• Stated task:
Check each line of the records below for the word "data" and copy those where it appears.

[Extracted records]
=-=-=

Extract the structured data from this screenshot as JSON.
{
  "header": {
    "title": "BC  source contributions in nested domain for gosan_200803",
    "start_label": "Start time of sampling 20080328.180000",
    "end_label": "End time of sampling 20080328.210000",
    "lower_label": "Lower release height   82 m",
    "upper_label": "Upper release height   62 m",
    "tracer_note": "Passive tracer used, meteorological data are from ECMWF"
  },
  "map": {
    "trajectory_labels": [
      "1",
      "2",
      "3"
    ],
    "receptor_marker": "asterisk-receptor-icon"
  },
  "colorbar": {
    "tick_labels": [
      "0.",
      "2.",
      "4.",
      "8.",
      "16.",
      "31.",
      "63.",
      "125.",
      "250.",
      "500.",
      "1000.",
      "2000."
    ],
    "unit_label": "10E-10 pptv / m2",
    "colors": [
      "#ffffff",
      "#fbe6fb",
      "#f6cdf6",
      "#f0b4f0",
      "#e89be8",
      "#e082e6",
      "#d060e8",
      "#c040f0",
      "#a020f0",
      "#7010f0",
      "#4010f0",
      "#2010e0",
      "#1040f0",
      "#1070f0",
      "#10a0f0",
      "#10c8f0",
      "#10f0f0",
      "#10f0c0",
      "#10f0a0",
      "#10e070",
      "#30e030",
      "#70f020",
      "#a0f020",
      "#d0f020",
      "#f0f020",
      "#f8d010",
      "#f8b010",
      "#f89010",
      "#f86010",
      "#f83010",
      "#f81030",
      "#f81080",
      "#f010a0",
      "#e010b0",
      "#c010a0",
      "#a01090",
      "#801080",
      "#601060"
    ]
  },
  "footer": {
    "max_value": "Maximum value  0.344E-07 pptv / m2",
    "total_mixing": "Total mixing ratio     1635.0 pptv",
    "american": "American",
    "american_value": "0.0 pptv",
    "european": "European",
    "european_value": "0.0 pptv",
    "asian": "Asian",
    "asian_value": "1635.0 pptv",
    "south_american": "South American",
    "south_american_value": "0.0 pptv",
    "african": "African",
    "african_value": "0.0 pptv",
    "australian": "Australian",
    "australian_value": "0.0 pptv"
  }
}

=-=-=

• Task output:
Extract the structured data from this screenshot as JSON.
    "tracer_note": "Passive tracer used, meteorological data are from ECMWF"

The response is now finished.